STORED ROWS ▸
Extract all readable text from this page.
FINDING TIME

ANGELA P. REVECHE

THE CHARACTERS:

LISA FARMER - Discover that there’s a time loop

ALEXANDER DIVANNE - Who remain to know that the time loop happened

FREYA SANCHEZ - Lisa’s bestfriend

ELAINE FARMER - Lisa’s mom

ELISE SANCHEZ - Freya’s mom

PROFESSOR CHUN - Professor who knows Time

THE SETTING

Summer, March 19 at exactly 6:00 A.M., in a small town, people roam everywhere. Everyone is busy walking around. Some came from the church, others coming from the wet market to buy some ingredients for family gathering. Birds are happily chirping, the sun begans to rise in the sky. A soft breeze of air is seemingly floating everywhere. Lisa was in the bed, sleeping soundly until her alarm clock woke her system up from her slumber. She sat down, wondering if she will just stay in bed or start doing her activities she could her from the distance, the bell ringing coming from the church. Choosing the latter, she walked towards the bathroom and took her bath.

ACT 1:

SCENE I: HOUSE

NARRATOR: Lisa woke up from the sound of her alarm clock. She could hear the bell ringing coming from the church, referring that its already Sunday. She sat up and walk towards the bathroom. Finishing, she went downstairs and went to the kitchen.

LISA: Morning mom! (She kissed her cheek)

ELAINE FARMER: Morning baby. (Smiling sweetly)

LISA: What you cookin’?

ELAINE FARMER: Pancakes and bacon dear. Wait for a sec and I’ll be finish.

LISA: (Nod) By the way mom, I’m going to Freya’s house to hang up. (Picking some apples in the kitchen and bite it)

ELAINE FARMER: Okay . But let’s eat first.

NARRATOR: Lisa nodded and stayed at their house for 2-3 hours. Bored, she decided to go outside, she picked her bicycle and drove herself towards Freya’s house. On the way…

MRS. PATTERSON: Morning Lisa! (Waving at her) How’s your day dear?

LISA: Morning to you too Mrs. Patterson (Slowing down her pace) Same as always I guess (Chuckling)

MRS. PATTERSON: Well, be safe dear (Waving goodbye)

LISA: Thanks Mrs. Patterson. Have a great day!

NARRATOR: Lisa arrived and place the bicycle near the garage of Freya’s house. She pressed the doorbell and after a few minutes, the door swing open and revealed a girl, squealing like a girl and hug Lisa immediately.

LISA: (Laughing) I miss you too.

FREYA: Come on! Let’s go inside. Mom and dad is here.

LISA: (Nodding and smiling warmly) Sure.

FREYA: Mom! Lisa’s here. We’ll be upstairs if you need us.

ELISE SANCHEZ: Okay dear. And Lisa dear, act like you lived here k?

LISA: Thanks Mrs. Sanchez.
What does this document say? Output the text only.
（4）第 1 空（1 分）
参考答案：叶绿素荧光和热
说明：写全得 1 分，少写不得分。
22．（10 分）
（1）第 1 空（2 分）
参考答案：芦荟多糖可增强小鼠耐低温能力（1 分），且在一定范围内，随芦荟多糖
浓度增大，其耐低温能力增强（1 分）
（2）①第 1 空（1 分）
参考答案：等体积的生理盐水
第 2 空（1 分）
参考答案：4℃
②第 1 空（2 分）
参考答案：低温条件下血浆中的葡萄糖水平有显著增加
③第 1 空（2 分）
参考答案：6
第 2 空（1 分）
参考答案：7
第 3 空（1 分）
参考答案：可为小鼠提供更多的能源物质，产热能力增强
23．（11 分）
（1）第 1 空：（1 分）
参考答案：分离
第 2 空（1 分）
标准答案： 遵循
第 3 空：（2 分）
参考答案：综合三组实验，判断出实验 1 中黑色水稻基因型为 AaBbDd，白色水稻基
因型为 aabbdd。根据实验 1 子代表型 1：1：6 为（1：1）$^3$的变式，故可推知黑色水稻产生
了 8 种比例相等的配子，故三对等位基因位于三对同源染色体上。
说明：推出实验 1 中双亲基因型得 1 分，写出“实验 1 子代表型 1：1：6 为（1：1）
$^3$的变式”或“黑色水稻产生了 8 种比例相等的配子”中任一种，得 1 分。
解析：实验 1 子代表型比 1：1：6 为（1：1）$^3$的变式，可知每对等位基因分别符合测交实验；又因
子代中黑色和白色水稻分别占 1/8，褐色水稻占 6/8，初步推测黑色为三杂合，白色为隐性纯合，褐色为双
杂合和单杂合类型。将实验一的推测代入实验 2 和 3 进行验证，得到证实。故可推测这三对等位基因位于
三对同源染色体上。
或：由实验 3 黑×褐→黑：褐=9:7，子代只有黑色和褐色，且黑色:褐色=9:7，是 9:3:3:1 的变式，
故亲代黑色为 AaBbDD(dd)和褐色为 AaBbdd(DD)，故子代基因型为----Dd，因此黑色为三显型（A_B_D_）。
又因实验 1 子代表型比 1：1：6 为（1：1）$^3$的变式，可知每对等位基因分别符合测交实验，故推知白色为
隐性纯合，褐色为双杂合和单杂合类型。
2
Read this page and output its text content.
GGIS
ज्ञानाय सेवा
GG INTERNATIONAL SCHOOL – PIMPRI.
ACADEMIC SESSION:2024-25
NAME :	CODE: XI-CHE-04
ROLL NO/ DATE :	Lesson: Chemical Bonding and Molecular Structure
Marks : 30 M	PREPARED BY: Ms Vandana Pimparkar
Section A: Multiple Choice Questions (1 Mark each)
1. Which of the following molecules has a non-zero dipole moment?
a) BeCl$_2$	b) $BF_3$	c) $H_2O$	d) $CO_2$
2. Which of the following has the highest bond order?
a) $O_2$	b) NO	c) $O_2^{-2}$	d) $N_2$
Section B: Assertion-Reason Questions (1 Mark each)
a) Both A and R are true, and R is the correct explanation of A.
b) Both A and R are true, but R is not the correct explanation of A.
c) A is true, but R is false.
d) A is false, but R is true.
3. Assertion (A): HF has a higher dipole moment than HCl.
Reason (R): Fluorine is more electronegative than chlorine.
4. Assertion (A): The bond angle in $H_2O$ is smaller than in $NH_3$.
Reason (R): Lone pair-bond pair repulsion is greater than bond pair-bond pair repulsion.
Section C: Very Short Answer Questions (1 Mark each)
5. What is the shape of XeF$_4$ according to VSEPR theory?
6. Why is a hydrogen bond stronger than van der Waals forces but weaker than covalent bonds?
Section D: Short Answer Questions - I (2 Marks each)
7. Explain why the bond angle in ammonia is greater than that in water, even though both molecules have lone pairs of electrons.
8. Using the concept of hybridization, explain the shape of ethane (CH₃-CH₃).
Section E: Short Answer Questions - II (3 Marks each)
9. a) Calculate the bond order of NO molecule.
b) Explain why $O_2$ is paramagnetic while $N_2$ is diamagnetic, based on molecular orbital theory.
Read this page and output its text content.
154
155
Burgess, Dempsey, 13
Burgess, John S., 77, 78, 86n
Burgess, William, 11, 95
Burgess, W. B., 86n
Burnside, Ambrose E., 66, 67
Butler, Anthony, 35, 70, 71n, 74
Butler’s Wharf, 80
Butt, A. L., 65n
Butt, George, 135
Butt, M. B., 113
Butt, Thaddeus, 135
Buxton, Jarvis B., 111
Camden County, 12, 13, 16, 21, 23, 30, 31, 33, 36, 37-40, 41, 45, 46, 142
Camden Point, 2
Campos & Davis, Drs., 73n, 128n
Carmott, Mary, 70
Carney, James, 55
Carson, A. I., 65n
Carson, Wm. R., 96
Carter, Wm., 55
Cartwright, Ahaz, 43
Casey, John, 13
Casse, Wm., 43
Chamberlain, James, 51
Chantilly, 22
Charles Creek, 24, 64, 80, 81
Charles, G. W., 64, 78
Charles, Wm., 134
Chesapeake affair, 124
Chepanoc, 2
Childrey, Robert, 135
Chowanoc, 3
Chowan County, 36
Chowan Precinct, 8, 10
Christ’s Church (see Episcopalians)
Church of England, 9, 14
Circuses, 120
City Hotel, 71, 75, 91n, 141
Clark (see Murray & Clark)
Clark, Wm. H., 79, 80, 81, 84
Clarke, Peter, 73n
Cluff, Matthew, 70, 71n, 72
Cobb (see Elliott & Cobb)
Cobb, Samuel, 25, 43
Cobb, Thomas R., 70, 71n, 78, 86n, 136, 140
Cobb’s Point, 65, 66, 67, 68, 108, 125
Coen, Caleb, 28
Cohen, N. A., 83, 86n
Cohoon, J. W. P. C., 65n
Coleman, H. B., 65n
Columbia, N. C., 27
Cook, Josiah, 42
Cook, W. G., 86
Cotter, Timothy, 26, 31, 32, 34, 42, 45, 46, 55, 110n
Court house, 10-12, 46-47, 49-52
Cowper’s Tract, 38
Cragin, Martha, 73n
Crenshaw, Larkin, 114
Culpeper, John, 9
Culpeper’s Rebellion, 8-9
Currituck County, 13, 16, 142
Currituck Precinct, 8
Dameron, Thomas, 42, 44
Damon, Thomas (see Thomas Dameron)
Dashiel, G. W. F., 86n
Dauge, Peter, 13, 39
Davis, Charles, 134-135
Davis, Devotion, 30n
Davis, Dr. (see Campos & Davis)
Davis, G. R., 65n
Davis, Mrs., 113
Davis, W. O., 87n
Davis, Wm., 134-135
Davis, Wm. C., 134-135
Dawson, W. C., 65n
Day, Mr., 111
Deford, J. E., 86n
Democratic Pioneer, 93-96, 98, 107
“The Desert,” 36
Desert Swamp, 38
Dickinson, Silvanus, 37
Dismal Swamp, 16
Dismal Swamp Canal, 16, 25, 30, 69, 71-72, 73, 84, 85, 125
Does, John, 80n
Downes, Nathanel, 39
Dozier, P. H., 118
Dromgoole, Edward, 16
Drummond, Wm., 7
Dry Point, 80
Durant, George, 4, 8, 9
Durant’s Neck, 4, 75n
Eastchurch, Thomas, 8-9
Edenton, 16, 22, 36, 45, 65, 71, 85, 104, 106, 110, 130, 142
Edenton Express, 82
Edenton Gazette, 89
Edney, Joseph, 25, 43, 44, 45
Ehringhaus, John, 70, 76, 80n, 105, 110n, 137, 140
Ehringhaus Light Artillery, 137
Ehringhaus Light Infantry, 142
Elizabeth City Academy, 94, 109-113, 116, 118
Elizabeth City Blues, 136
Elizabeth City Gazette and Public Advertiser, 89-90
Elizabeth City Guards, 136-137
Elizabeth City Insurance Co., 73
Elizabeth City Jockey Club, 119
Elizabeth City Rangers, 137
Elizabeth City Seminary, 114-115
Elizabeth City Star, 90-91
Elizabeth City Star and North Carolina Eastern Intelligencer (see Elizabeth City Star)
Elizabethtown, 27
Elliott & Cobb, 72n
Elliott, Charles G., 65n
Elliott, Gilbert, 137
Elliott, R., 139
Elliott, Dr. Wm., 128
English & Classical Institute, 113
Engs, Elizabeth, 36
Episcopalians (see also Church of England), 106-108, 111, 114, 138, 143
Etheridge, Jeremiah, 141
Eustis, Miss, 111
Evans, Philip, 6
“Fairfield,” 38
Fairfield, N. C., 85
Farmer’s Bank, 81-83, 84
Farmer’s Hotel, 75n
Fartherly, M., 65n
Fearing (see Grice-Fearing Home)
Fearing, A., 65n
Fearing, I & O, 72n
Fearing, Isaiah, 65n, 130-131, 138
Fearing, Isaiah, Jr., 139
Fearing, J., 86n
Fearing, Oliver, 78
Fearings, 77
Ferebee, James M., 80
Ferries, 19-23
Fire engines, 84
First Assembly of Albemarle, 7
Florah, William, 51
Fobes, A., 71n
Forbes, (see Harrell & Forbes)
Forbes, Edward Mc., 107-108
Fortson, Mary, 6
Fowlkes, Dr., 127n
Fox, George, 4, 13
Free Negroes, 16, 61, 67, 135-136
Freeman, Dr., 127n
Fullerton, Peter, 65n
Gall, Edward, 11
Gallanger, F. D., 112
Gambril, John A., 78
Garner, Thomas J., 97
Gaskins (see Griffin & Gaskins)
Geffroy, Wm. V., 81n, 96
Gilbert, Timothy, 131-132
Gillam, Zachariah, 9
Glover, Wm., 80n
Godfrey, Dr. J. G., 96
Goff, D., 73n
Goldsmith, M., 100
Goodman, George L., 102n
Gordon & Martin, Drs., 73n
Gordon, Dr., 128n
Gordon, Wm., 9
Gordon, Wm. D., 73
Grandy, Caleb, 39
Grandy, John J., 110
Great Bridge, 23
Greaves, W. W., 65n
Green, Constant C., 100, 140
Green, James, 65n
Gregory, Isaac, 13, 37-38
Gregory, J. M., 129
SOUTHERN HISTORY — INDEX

GIVEN EXERCISE ▸ Copy out each line of the data containing the string "Okay".

IN RESPONSE ▸
ELAINE FARMER: Okay . But let’s eat first.
ELISE SANCHEZ: Okay dear. And Lisa dear, act like you lived here k?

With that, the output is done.